- PROBLEM DETAILS -
Lines holding the string "caption" are the ones to copy; find them all in the data.

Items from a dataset
::::

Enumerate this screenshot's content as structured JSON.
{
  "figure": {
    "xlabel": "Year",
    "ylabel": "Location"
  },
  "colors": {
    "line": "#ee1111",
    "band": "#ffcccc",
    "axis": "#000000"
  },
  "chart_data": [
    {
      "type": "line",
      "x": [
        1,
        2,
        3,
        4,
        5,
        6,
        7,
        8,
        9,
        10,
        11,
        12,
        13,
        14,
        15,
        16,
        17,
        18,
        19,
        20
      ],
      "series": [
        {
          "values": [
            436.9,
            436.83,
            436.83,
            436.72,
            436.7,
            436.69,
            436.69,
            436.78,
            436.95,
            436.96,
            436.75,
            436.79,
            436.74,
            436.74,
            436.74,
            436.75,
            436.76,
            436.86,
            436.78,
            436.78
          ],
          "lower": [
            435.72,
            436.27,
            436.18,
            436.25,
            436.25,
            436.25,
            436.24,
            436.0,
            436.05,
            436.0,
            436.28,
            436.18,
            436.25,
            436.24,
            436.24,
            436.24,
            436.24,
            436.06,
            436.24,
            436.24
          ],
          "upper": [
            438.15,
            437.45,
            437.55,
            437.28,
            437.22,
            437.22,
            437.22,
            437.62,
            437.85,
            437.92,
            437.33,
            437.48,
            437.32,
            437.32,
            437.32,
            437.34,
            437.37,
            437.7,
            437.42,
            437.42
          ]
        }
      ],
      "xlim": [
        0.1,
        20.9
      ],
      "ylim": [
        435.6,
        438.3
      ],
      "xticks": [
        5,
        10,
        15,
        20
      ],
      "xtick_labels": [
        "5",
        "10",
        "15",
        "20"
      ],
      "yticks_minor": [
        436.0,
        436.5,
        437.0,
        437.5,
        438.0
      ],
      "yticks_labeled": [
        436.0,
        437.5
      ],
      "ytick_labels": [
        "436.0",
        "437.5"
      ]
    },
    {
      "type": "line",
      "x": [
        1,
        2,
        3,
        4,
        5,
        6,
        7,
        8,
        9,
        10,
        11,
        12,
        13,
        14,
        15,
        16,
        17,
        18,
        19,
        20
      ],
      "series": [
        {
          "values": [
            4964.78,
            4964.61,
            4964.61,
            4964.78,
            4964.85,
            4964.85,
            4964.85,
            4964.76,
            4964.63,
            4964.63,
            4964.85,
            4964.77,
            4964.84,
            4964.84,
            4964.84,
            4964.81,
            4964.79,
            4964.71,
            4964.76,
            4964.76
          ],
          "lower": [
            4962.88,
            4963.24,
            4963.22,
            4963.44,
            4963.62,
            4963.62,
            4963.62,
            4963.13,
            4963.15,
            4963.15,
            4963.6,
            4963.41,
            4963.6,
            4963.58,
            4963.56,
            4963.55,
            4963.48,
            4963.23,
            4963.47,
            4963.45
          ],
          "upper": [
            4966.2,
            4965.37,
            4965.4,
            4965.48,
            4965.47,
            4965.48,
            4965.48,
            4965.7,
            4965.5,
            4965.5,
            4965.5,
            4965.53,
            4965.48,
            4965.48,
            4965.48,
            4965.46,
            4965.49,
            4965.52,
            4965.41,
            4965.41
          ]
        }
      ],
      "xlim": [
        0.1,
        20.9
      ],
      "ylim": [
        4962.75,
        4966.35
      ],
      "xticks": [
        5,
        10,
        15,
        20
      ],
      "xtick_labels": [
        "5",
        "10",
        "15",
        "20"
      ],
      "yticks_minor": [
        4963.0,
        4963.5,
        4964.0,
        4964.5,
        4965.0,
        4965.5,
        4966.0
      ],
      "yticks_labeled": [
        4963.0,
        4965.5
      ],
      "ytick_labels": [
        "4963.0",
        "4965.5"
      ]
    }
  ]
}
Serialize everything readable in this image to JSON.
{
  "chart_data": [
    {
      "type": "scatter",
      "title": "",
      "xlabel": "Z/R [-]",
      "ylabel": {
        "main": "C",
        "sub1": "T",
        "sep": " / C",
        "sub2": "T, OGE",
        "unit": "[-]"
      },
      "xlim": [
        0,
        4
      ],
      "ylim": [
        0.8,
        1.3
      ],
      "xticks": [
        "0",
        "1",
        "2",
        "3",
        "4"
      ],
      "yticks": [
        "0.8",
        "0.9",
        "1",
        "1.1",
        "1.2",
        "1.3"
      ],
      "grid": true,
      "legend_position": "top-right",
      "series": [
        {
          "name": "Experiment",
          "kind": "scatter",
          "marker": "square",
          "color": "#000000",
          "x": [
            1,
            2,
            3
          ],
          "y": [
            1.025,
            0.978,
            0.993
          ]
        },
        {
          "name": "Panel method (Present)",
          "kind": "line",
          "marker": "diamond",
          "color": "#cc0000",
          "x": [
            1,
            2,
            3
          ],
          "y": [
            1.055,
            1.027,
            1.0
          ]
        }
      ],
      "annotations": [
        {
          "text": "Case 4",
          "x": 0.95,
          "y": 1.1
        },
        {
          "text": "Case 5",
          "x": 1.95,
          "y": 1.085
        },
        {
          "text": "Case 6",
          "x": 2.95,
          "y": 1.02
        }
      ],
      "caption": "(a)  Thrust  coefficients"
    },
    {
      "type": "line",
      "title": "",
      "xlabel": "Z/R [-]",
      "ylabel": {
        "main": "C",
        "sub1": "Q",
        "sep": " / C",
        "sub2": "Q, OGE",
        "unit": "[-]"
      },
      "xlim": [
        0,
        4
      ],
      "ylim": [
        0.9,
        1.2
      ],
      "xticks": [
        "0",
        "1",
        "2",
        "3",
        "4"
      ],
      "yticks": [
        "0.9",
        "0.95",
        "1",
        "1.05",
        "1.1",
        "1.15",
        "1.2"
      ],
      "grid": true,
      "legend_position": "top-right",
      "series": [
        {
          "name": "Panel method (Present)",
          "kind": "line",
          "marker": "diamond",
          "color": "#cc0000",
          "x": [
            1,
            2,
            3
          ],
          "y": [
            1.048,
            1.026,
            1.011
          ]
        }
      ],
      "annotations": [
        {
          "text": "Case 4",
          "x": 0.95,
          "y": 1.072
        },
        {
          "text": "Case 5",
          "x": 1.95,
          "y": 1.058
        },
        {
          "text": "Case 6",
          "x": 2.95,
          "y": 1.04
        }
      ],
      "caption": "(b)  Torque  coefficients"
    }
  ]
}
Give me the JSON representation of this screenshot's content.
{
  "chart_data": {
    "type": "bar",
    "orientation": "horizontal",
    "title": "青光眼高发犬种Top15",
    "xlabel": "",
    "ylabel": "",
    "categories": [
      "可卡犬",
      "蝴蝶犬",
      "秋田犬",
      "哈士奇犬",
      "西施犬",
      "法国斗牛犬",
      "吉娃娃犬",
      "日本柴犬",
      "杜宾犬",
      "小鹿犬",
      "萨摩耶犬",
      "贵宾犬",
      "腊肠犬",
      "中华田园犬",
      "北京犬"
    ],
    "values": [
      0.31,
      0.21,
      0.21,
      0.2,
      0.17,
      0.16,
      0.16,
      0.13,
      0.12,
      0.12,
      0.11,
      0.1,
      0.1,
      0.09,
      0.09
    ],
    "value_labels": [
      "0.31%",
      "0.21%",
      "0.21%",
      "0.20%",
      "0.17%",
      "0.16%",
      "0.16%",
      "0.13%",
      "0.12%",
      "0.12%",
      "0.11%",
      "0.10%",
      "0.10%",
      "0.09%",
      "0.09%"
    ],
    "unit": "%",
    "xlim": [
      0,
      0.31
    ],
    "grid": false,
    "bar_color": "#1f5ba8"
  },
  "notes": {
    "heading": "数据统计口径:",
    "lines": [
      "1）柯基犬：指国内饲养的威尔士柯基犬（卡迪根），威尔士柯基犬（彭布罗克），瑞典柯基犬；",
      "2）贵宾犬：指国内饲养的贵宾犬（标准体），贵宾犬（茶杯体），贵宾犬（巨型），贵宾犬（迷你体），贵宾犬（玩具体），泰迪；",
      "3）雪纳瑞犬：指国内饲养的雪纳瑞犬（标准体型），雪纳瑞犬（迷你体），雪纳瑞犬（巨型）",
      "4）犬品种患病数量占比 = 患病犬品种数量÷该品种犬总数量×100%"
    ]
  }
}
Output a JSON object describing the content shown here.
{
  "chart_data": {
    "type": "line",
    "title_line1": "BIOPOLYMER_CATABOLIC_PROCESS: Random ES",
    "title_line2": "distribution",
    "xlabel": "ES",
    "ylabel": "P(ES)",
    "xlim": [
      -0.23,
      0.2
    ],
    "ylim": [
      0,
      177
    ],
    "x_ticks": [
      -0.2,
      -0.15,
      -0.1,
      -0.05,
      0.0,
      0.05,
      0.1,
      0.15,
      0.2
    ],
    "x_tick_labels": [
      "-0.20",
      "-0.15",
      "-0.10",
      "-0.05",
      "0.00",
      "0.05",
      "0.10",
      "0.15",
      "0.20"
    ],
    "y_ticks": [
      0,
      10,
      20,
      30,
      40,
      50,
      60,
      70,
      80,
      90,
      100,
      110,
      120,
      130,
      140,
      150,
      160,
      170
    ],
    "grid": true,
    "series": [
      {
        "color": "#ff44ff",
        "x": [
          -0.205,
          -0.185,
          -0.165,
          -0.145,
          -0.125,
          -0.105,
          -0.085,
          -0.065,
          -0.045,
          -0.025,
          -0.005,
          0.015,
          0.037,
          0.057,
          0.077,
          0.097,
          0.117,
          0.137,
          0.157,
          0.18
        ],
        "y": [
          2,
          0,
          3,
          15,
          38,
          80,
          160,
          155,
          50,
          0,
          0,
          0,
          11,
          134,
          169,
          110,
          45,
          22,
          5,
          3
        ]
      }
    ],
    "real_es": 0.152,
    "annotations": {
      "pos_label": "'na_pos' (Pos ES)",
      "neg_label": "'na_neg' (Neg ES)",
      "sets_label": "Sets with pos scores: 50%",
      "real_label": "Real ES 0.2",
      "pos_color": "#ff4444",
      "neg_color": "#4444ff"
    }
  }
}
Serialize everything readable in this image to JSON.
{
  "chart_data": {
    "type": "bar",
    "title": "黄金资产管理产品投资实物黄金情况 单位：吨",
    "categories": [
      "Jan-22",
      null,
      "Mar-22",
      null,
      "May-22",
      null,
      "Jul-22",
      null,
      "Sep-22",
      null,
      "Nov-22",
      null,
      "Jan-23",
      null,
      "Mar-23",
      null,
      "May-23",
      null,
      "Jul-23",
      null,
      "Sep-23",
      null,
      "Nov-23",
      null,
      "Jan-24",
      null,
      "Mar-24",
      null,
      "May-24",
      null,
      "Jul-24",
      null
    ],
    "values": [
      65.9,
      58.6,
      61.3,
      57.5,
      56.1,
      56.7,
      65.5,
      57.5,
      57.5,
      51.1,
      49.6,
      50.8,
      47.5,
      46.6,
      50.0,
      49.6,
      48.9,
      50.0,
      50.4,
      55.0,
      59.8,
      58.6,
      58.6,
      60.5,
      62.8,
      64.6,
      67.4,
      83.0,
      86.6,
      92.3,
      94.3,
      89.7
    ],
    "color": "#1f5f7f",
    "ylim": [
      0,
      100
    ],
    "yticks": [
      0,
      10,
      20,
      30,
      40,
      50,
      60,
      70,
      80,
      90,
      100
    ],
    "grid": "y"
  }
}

::::

- RESULT OF THIS TASK -
      "caption": "(a)  Thrust  coefficients"
      "caption": "(b)  Torque  coefficients"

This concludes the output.